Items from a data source

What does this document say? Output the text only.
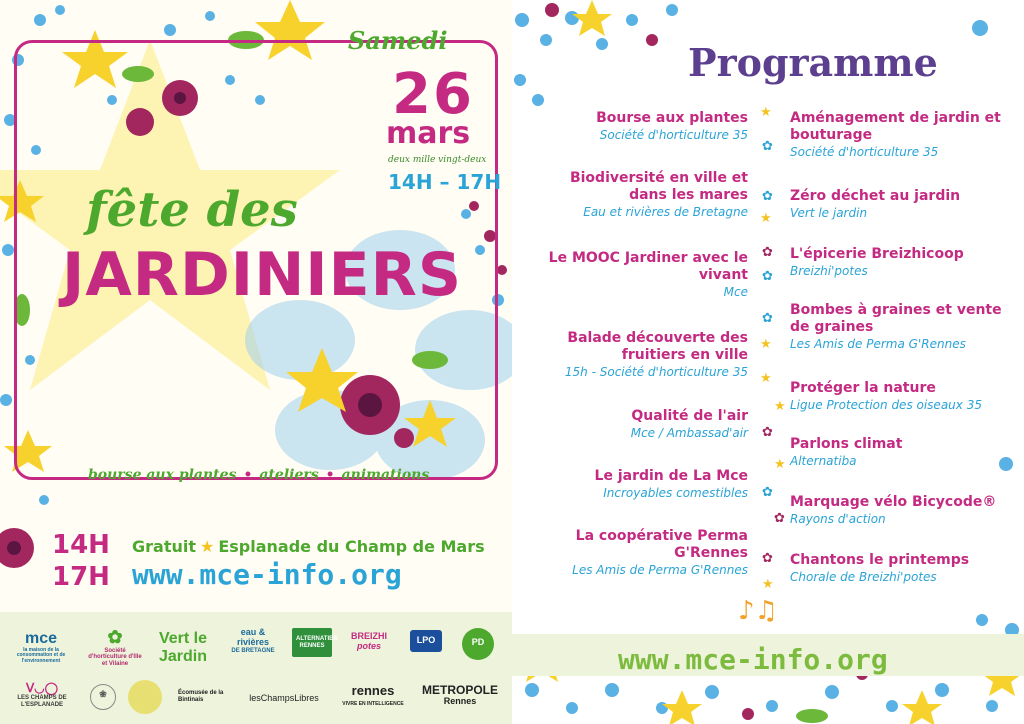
Samedi
26
mars
deux mille vingt-deux
14H – 17H
fête des
JARDINIERS
bourse aux plantes • ateliers • animations
14H
17H
Gratuit ★ Esplanade du Champ de Mars
www.mce-info.org
mce
la maison de la consommation et de l'environnement
✿
Société d'horticulture d'Ille et Vilaine
Vert le Jardin
eau & rivières
DE BRETAGNE
ALTERNATIBA
RENNES
BREIZHI
potes
LPO	PD
ᐯ◡◯
LES CHAMPS DE L'ESPLANADE
❀	Écomusée de la Bintinais	lesChampsLibres	rennes
VIVRE EN INTELLIGENCE
METROPOLE
Rennes
Programme
Bourse aux plantes
Société d'horticulture 35
Biodiversité en ville et dans les mares
Eau et rivières de Bretagne
Le MOOC Jardiner avec le vivant
Mce
Balade découverte des fruitiers en ville
15h - Société d'horticulture 35
Qualité de l'air
Mce / Ambassad'air
Le jardin de La Mce
Incroyables comestibles
La coopérative Perma G'Rennes
Les Amis de Perma G'Rennes
★
✿
✿
★
✿
✿
✿
★
★
★
✿
★
✿
✿
✿
★
Aménagement de jardin et bouturage
Société d'horticulture 35
Zéro déchet au jardin
Vert le jardin
L'épicerie Breizhicoop
Breizhi'potes
Bombes à graines et vente de graines
Les Amis de Perma G'Rennes
Protéger la nature
Ligue Protection des oiseaux 35
Parlons climat
Alternatiba
Marquage vélo Bicycode®
Rayons d'action
Chantons le printemps
Chorale de Breizhi'potes
♪♫
www.mce-info.org
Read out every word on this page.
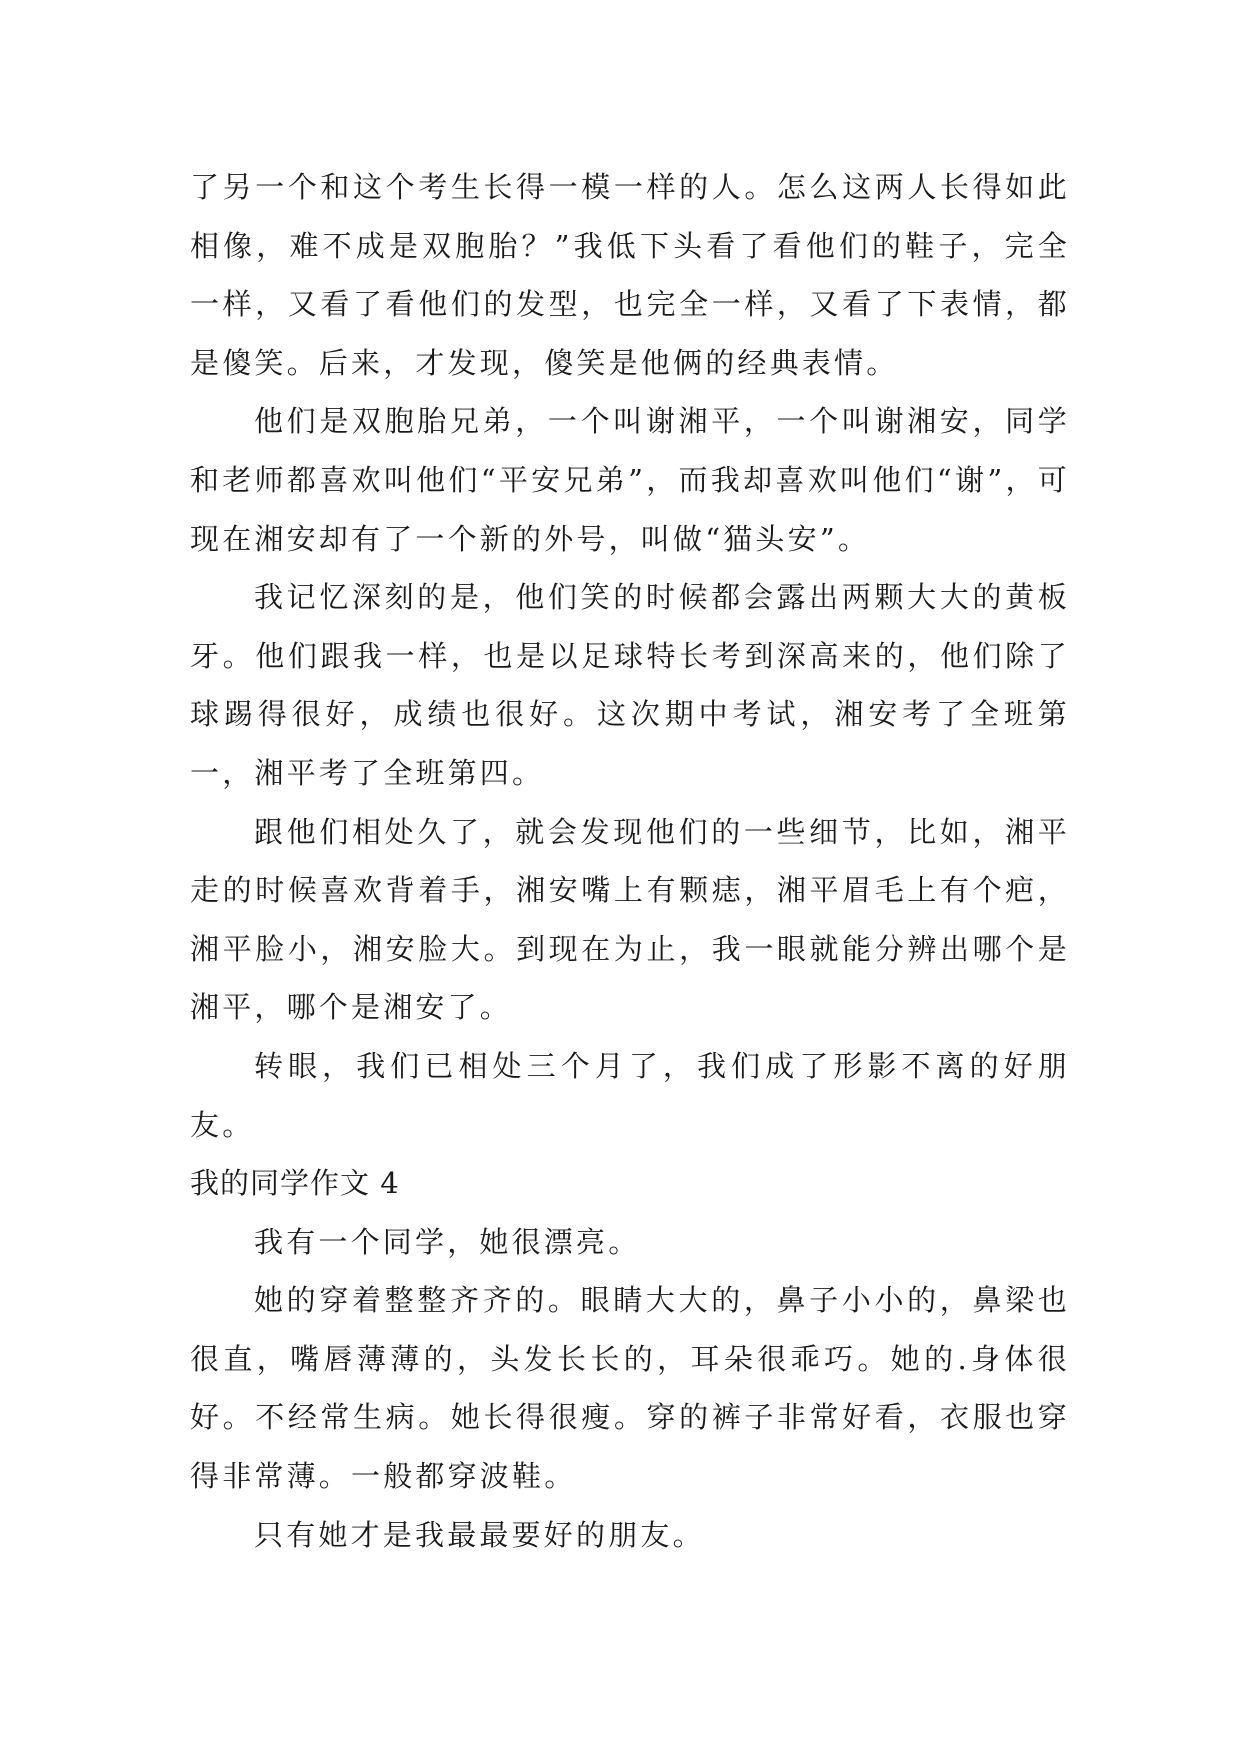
了另一个和这个考生长得一模一样的人。怎么这两人长得如此相像，难不成是双胞胎？”我低下头看了看他们的鞋子，完全一样，又看了看他们的发型，也完全一样，又看了下表情，都是傻笑。后来，才发现，傻笑是他俩的经典表情。

他们是双胞胎兄弟，一个叫谢湘平，一个叫谢湘安，同学和老师都喜欢叫他们“平安兄弟”，而我却喜欢叫他们“谢”，可现在湘安却有了一个新的外号，叫做“猫头安”。

我记忆深刻的是，他们笑的时候都会露出两颗大大的黄板牙。他们跟我一样，也是以足球特长考到深高来的，他们除了球踢得很好，成绩也很好。这次期中考试，湘安考了全班第一，湘平考了全班第四。

跟他们相处久了，就会发现他们的一些细节，比如，湘平走的时候喜欢背着手，湘安嘴上有颗痣，湘平眉毛上有个疤，湘平脸小，湘安脸大。到现在为止，我一眼就能分辨出哪个是湘平，哪个是湘安了。

转眼，我们已相处三个月了，我们成了形影不离的好朋友。

我的同学作文 4

我有一个同学，她很漂亮。

她的穿着整整齐齐的。眼睛大大的，鼻子小小的，鼻梁也很直，嘴唇薄薄的，头发长长的，耳朵很乖巧。她的.身体很好。不经常生病。她长得很瘦。穿的裤子非常好看，衣服也穿得非常薄。一般都穿波鞋。

只有她才是我最最要好的朋友。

--- Job ---
From the data above, copy each line that has the string "potes".

--- The result ---
potes
Breizhi'potes
Chorale de Breizhi'potes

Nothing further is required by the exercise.